▼▼▼

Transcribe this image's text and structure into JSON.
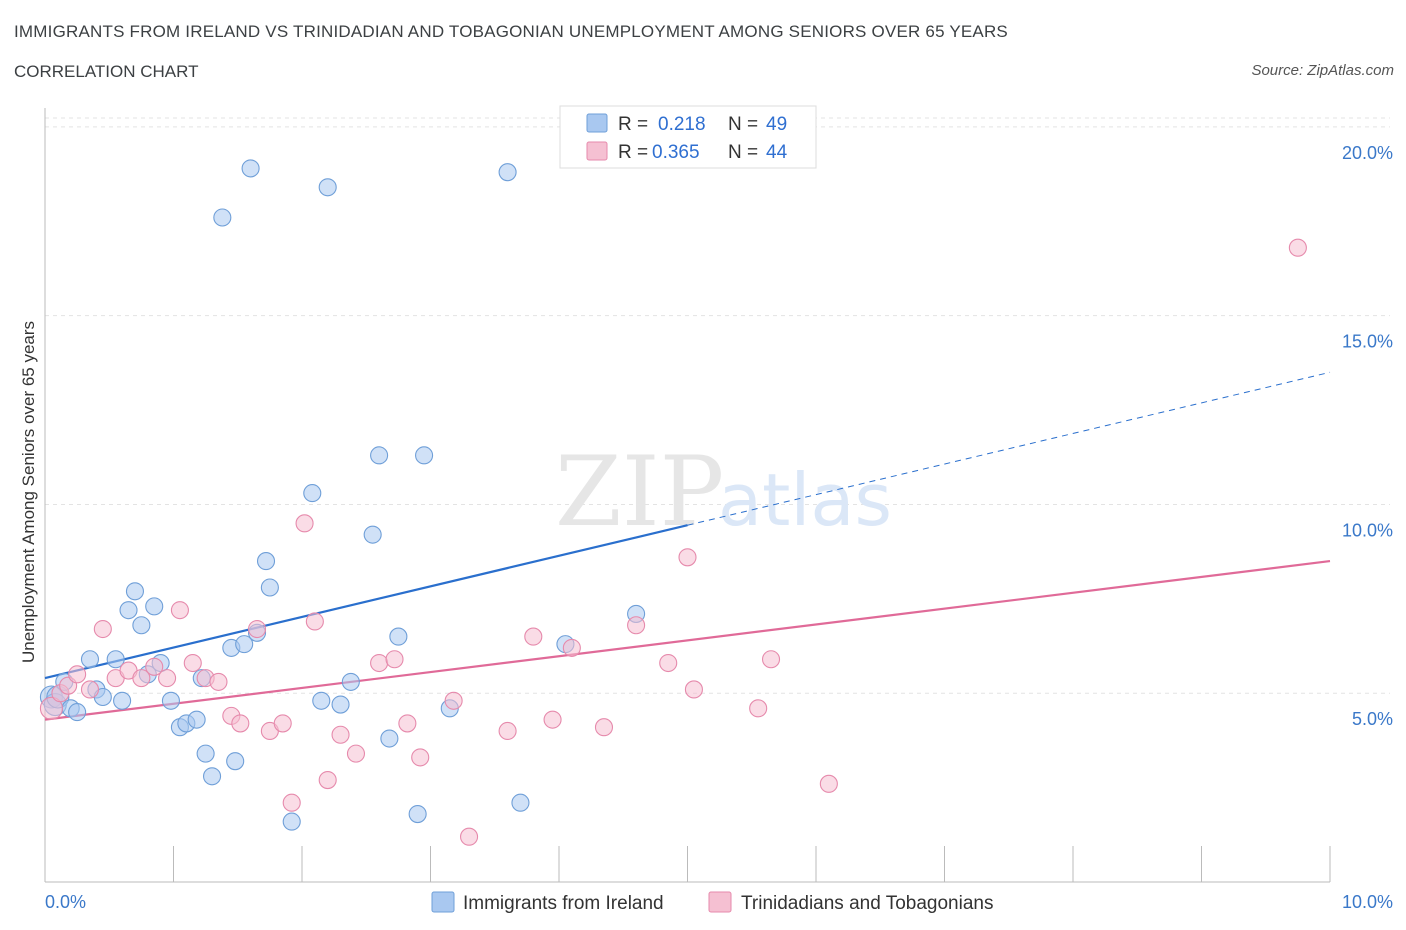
{
  "header": {
    "title": "IMMIGRANTS FROM IRELAND VS TRINIDADIAN AND TOBAGONIAN UNEMPLOYMENT AMONG SENIORS OVER 65 YEARS",
    "subtitle": "CORRELATION CHART",
    "source": "Source: ZipAtlas.com"
  },
  "watermark": {
    "part1": "ZIP",
    "part2": "atlas"
  },
  "chart_data": {
    "type": "scatter",
    "xlabel": "",
    "ylabel": "Unemployment Among Seniors over 65 years",
    "xlim": [
      0,
      10
    ],
    "ylim": [
      0,
      20.5
    ],
    "x_tick_labels": [
      "0.0%",
      "10.0%"
    ],
    "y_ticks": [
      5,
      10,
      15,
      20
    ],
    "y_tick_labels": [
      "5.0%",
      "10.0%",
      "15.0%",
      "20.0%"
    ],
    "grid": true,
    "legend_placement": "top-center",
    "stats": [
      {
        "r_label": "R =",
        "r": "0.218",
        "n_label": "N =",
        "n": "49"
      },
      {
        "r_label": "R =",
        "r": "0.365",
        "n_label": "N =",
        "n": "44"
      }
    ],
    "series": [
      {
        "name": "Immigrants from Ireland",
        "color": "#a9c8f0",
        "stroke": "#6f9fd8",
        "line_color": "#2a6fcd",
        "trend": {
          "x0": 0,
          "y0": 5.4,
          "x1": 10,
          "y1": 13.5,
          "solid_until": 5.0
        },
        "points": [
          [
            0.05,
            4.9
          ],
          [
            0.08,
            4.7
          ],
          [
            0.1,
            4.9
          ],
          [
            0.15,
            5.3
          ],
          [
            0.2,
            4.6
          ],
          [
            0.25,
            4.5
          ],
          [
            0.35,
            5.9
          ],
          [
            0.4,
            5.1
          ],
          [
            0.45,
            4.9
          ],
          [
            0.55,
            5.9
          ],
          [
            0.6,
            4.8
          ],
          [
            0.65,
            7.2
          ],
          [
            0.7,
            7.7
          ],
          [
            0.75,
            6.8
          ],
          [
            0.8,
            5.5
          ],
          [
            0.85,
            7.3
          ],
          [
            0.9,
            5.8
          ],
          [
            0.98,
            4.8
          ],
          [
            1.05,
            4.1
          ],
          [
            1.1,
            4.2
          ],
          [
            1.18,
            4.3
          ],
          [
            1.22,
            5.4
          ],
          [
            1.25,
            3.4
          ],
          [
            1.3,
            2.8
          ],
          [
            1.38,
            17.6
          ],
          [
            1.45,
            6.2
          ],
          [
            1.48,
            3.2
          ],
          [
            1.55,
            6.3
          ],
          [
            1.6,
            18.9
          ],
          [
            1.65,
            6.6
          ],
          [
            1.72,
            8.5
          ],
          [
            1.75,
            7.8
          ],
          [
            1.92,
            1.6
          ],
          [
            2.08,
            10.3
          ],
          [
            2.15,
            4.8
          ],
          [
            2.2,
            18.4
          ],
          [
            2.3,
            4.7
          ],
          [
            2.38,
            5.3
          ],
          [
            2.55,
            9.2
          ],
          [
            2.6,
            11.3
          ],
          [
            2.68,
            3.8
          ],
          [
            2.75,
            6.5
          ],
          [
            2.95,
            11.3
          ],
          [
            2.9,
            1.8
          ],
          [
            3.15,
            4.6
          ],
          [
            3.6,
            18.8
          ],
          [
            3.7,
            2.1
          ],
          [
            4.05,
            6.3
          ],
          [
            4.6,
            7.1
          ]
        ]
      },
      {
        "name": "Trinidadians and Tobagonians",
        "color": "#f5c0d2",
        "stroke": "#e68aac",
        "line_color": "#e06a98",
        "trend": {
          "x0": 0,
          "y0": 4.3,
          "x1": 10,
          "y1": 8.5,
          "solid_until": 10
        },
        "points": [
          [
            0.05,
            4.6
          ],
          [
            0.12,
            5.0
          ],
          [
            0.18,
            5.2
          ],
          [
            0.25,
            5.5
          ],
          [
            0.35,
            5.1
          ],
          [
            0.45,
            6.7
          ],
          [
            0.55,
            5.4
          ],
          [
            0.65,
            5.6
          ],
          [
            0.75,
            5.4
          ],
          [
            0.85,
            5.7
          ],
          [
            0.95,
            5.4
          ],
          [
            1.05,
            7.2
          ],
          [
            1.15,
            5.8
          ],
          [
            1.25,
            5.4
          ],
          [
            1.35,
            5.3
          ],
          [
            1.45,
            4.4
          ],
          [
            1.52,
            4.2
          ],
          [
            1.65,
            6.7
          ],
          [
            1.75,
            4.0
          ],
          [
            1.85,
            4.2
          ],
          [
            1.92,
            2.1
          ],
          [
            2.02,
            9.5
          ],
          [
            2.1,
            6.9
          ],
          [
            2.2,
            2.7
          ],
          [
            2.3,
            3.9
          ],
          [
            2.42,
            3.4
          ],
          [
            2.6,
            5.8
          ],
          [
            2.72,
            5.9
          ],
          [
            2.82,
            4.2
          ],
          [
            2.92,
            3.3
          ],
          [
            3.18,
            4.8
          ],
          [
            3.3,
            1.2
          ],
          [
            3.6,
            4.0
          ],
          [
            3.8,
            6.5
          ],
          [
            3.95,
            4.3
          ],
          [
            4.1,
            6.2
          ],
          [
            4.35,
            4.1
          ],
          [
            4.6,
            6.8
          ],
          [
            4.85,
            5.8
          ],
          [
            5.0,
            8.6
          ],
          [
            5.05,
            5.1
          ],
          [
            5.55,
            4.6
          ],
          [
            5.65,
            5.9
          ],
          [
            6.1,
            2.6
          ],
          [
            9.75,
            16.8
          ]
        ]
      }
    ]
  }
}
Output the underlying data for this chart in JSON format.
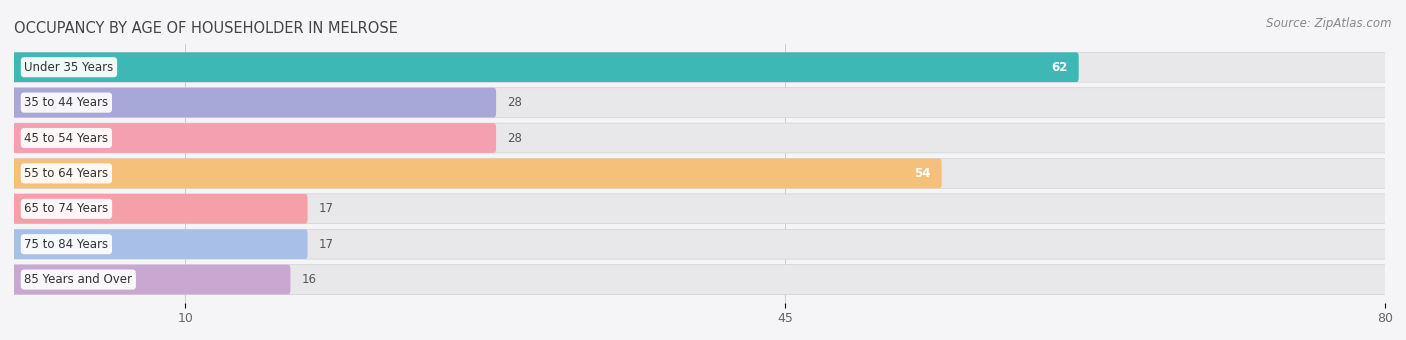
{
  "title": "OCCUPANCY BY AGE OF HOUSEHOLDER IN MELROSE",
  "source": "Source: ZipAtlas.com",
  "categories": [
    "Under 35 Years",
    "35 to 44 Years",
    "45 to 54 Years",
    "55 to 64 Years",
    "65 to 74 Years",
    "75 to 84 Years",
    "85 Years and Over"
  ],
  "values": [
    62,
    28,
    28,
    54,
    17,
    17,
    16
  ],
  "bar_colors": [
    "#3db8b4",
    "#a8a8d8",
    "#f5a0b0",
    "#f5c07a",
    "#f5a0a8",
    "#a8c0e8",
    "#c8a8d0"
  ],
  "value_inside": [
    true,
    false,
    false,
    true,
    false,
    false,
    false
  ],
  "xlim": [
    0,
    80
  ],
  "data_max": 80,
  "xticks": [
    10,
    45,
    80
  ],
  "bar_height": 0.58,
  "track_color": "#e8e8ea",
  "background_color": "#f5f5f7",
  "title_fontsize": 10.5,
  "source_fontsize": 8.5,
  "label_fontsize": 8.5,
  "tick_fontsize": 9,
  "value_fontsize": 8.5
}
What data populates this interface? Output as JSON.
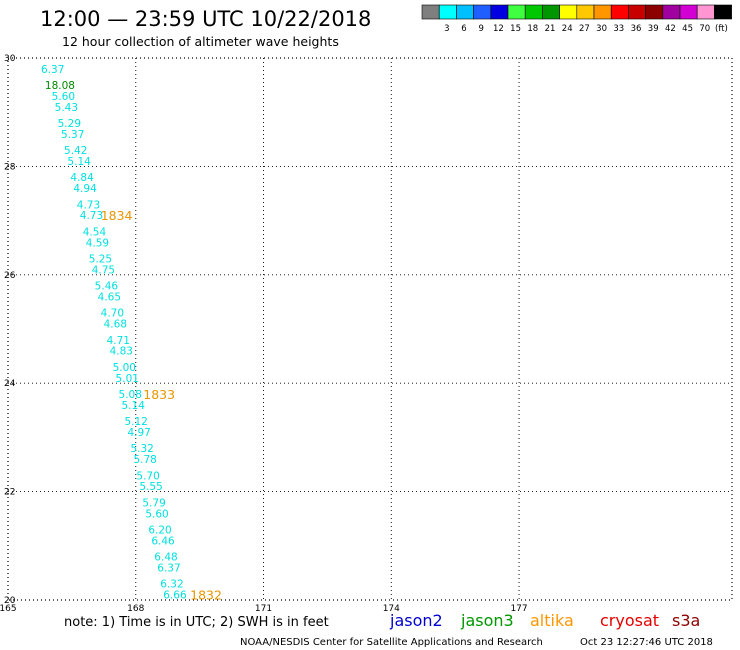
{
  "header": {
    "title": "12:00 — 23:59 UTC 10/22/2018",
    "subtitle": "12 hour collection of altimeter wave heights"
  },
  "colorbar": {
    "unit": "(ft)",
    "items": [
      {
        "label": "",
        "color": "#7f7f7f"
      },
      {
        "label": "3",
        "color": "#00ffff"
      },
      {
        "label": "6",
        "color": "#00bfff"
      },
      {
        "label": "9",
        "color": "#1f5fff"
      },
      {
        "label": "12",
        "color": "#0000e0"
      },
      {
        "label": "15",
        "color": "#40ff40"
      },
      {
        "label": "18",
        "color": "#00c800"
      },
      {
        "label": "21",
        "color": "#009600"
      },
      {
        "label": "24",
        "color": "#ffff00"
      },
      {
        "label": "27",
        "color": "#ffc800"
      },
      {
        "label": "30",
        "color": "#ff9600"
      },
      {
        "label": "33",
        "color": "#ff0000"
      },
      {
        "label": "36",
        "color": "#c80000"
      },
      {
        "label": "39",
        "color": "#8c0000"
      },
      {
        "label": "42",
        "color": "#a000a0"
      },
      {
        "label": "45",
        "color": "#d200d2"
      },
      {
        "label": "70",
        "color": "#ff96d2"
      },
      {
        "label": "",
        "color": "#000000"
      }
    ]
  },
  "chart_data": {
    "type": "scatter",
    "title": "12:00 — 23:59 UTC 10/22/2018",
    "subtitle": "12 hour collection of altimeter wave heights",
    "xlabel": "",
    "ylabel": "",
    "xlim": [
      165,
      182
    ],
    "ylim": [
      20,
      30
    ],
    "x_ticks": [
      {
        "value": 165,
        "label": "165"
      },
      {
        "value": 168,
        "label": "168"
      },
      {
        "value": 171,
        "label": "171"
      },
      {
        "value": 174,
        "label": "174"
      },
      {
        "value": 177,
        "label": "177"
      }
    ],
    "y_ticks": [
      {
        "value": 20,
        "label": "20"
      },
      {
        "value": 22,
        "label": "22"
      },
      {
        "value": 24,
        "label": "24"
      },
      {
        "value": 26,
        "label": "26"
      },
      {
        "value": 28,
        "label": "28"
      },
      {
        "value": 30,
        "label": "30"
      }
    ],
    "grid": true,
    "grid_style": "dotted",
    "series": [
      {
        "mission": "altika",
        "color": "#00e0e0",
        "points": [
          {
            "x": 166.05,
            "y": 29.8,
            "value": "6.37"
          },
          {
            "x": 166.3,
            "y": 29.3,
            "value": "5.60"
          },
          {
            "x": 166.37,
            "y": 29.1,
            "value": "5.43"
          },
          {
            "x": 166.44,
            "y": 28.8,
            "value": "5.29"
          },
          {
            "x": 166.52,
            "y": 28.6,
            "value": "5.37"
          },
          {
            "x": 166.59,
            "y": 28.3,
            "value": "5.42"
          },
          {
            "x": 166.67,
            "y": 28.1,
            "value": "5.14"
          },
          {
            "x": 166.74,
            "y": 27.8,
            "value": "4.84"
          },
          {
            "x": 166.81,
            "y": 27.6,
            "value": "4.94"
          },
          {
            "x": 166.89,
            "y": 27.3,
            "value": "4.73"
          },
          {
            "x": 166.96,
            "y": 27.1,
            "value": "4.73"
          },
          {
            "x": 167.03,
            "y": 26.8,
            "value": "4.54"
          },
          {
            "x": 167.1,
            "y": 26.6,
            "value": "4.59"
          },
          {
            "x": 167.17,
            "y": 26.3,
            "value": "5.25"
          },
          {
            "x": 167.24,
            "y": 26.1,
            "value": "4.75"
          },
          {
            "x": 167.31,
            "y": 25.8,
            "value": "5.46"
          },
          {
            "x": 167.38,
            "y": 25.6,
            "value": "4.65"
          },
          {
            "x": 167.45,
            "y": 25.3,
            "value": "4.70"
          },
          {
            "x": 167.52,
            "y": 25.1,
            "value": "4.68"
          },
          {
            "x": 167.59,
            "y": 24.8,
            "value": "4.71"
          },
          {
            "x": 167.66,
            "y": 24.6,
            "value": "4.83"
          },
          {
            "x": 167.73,
            "y": 24.3,
            "value": "5.00"
          },
          {
            "x": 167.8,
            "y": 24.1,
            "value": "5.01"
          },
          {
            "x": 167.87,
            "y": 23.8,
            "value": "5.08"
          },
          {
            "x": 167.94,
            "y": 23.6,
            "value": "5.14"
          },
          {
            "x": 168.01,
            "y": 23.3,
            "value": "5.12"
          },
          {
            "x": 168.08,
            "y": 23.1,
            "value": "4.97"
          },
          {
            "x": 168.15,
            "y": 22.8,
            "value": "5.32"
          },
          {
            "x": 168.22,
            "y": 22.6,
            "value": "5.78"
          },
          {
            "x": 168.29,
            "y": 22.3,
            "value": "5.70"
          },
          {
            "x": 168.36,
            "y": 22.1,
            "value": "5.55"
          },
          {
            "x": 168.43,
            "y": 21.8,
            "value": "5.79"
          },
          {
            "x": 168.5,
            "y": 21.6,
            "value": "5.60"
          },
          {
            "x": 168.57,
            "y": 21.3,
            "value": "6.20"
          },
          {
            "x": 168.64,
            "y": 21.1,
            "value": "6.46"
          },
          {
            "x": 168.71,
            "y": 20.8,
            "value": "6.48"
          },
          {
            "x": 168.78,
            "y": 20.6,
            "value": "6.37"
          },
          {
            "x": 168.85,
            "y": 20.3,
            "value": "6.32"
          },
          {
            "x": 168.92,
            "y": 20.1,
            "value": "6.66"
          }
        ]
      },
      {
        "mission": "altika",
        "color": "#008c00",
        "points": [
          {
            "x": 166.22,
            "y": 29.5,
            "value": "18.08"
          }
        ]
      }
    ],
    "pass_labels": [
      {
        "x": 167.55,
        "y": 27.1,
        "text": "1834",
        "color": "#e69600"
      },
      {
        "x": 168.55,
        "y": 23.8,
        "text": "1833",
        "color": "#e69600"
      },
      {
        "x": 169.65,
        "y": 20.1,
        "text": "1832",
        "color": "#e69600"
      }
    ]
  },
  "footer": {
    "note": "note: 1) Time is in UTC; 2) SWH is in feet",
    "missions": [
      {
        "label": "jason2",
        "color": "#0000d2"
      },
      {
        "label": "jason3",
        "color": "#009600"
      },
      {
        "label": "altika",
        "color": "#ff9600"
      },
      {
        "label": "cryosat",
        "color": "#e60000"
      },
      {
        "label": "s3a",
        "color": "#8c0000"
      }
    ],
    "credit": "NOAA/NESDIS Center for Satellite Applications and Research",
    "timestamp": "Oct 23 12:27:46 UTC 2018"
  }
}
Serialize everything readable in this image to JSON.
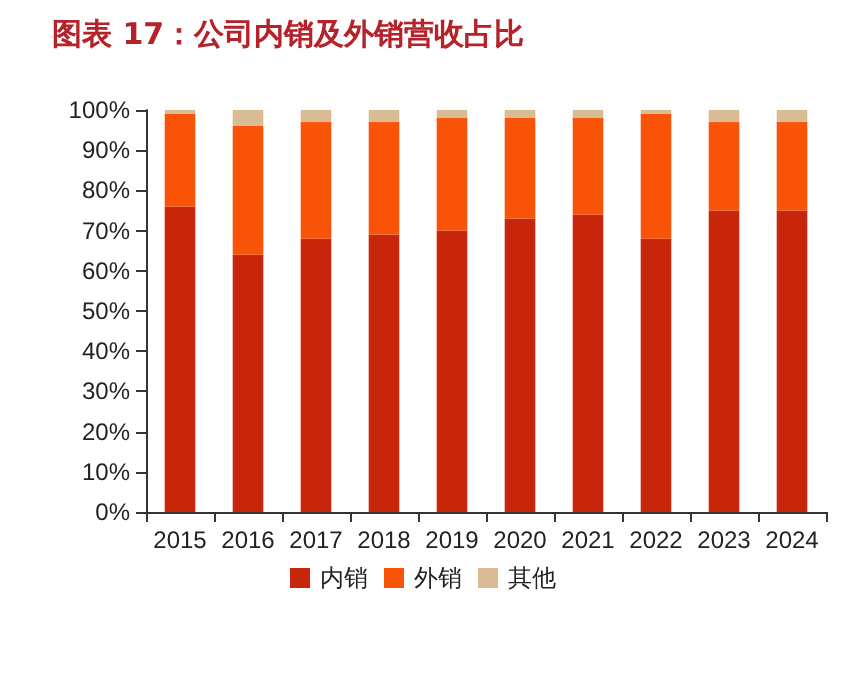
{
  "chart_data": {
    "type": "bar",
    "title": "图表 17：公司内销及外销营收占比",
    "stacked": true,
    "categories": [
      "2015",
      "2016",
      "2017",
      "2018",
      "2019",
      "2020",
      "2021",
      "2022",
      "2023",
      "2024"
    ],
    "series": [
      {
        "name": "内销",
        "color": "#c8260a",
        "values": [
          76,
          64,
          68,
          69,
          70,
          73,
          74,
          68,
          75,
          75
        ]
      },
      {
        "name": "外销",
        "color": "#fa5408",
        "values": [
          23,
          32,
          29,
          28,
          28,
          25,
          24,
          31,
          22,
          22
        ]
      },
      {
        "name": "其他",
        "color": "#d9bc94",
        "values": [
          1,
          4,
          3,
          3,
          2,
          2,
          2,
          1,
          3,
          3
        ]
      }
    ],
    "ylim": [
      0,
      100
    ],
    "yticks": [
      {
        "value": 0,
        "label": "0%"
      },
      {
        "value": 10,
        "label": "10%"
      },
      {
        "value": 20,
        "label": "20%"
      },
      {
        "value": 30,
        "label": "30%"
      },
      {
        "value": 40,
        "label": "40%"
      },
      {
        "value": 50,
        "label": "50%"
      },
      {
        "value": 60,
        "label": "60%"
      },
      {
        "value": 70,
        "label": "70%"
      },
      {
        "value": 80,
        "label": "80%"
      },
      {
        "value": 90,
        "label": "90%"
      },
      {
        "value": 100,
        "label": "100%"
      }
    ],
    "grid": false,
    "legend": "bottom"
  }
}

▲▲▲

# What is needed
From the entries above, copy every line where the word "collection" shows up.

# Exercise response
    "subtitle": "12 hour collection of altimeter wave heights"
    "subtitle": "12 hour collection of altimeter wave heights",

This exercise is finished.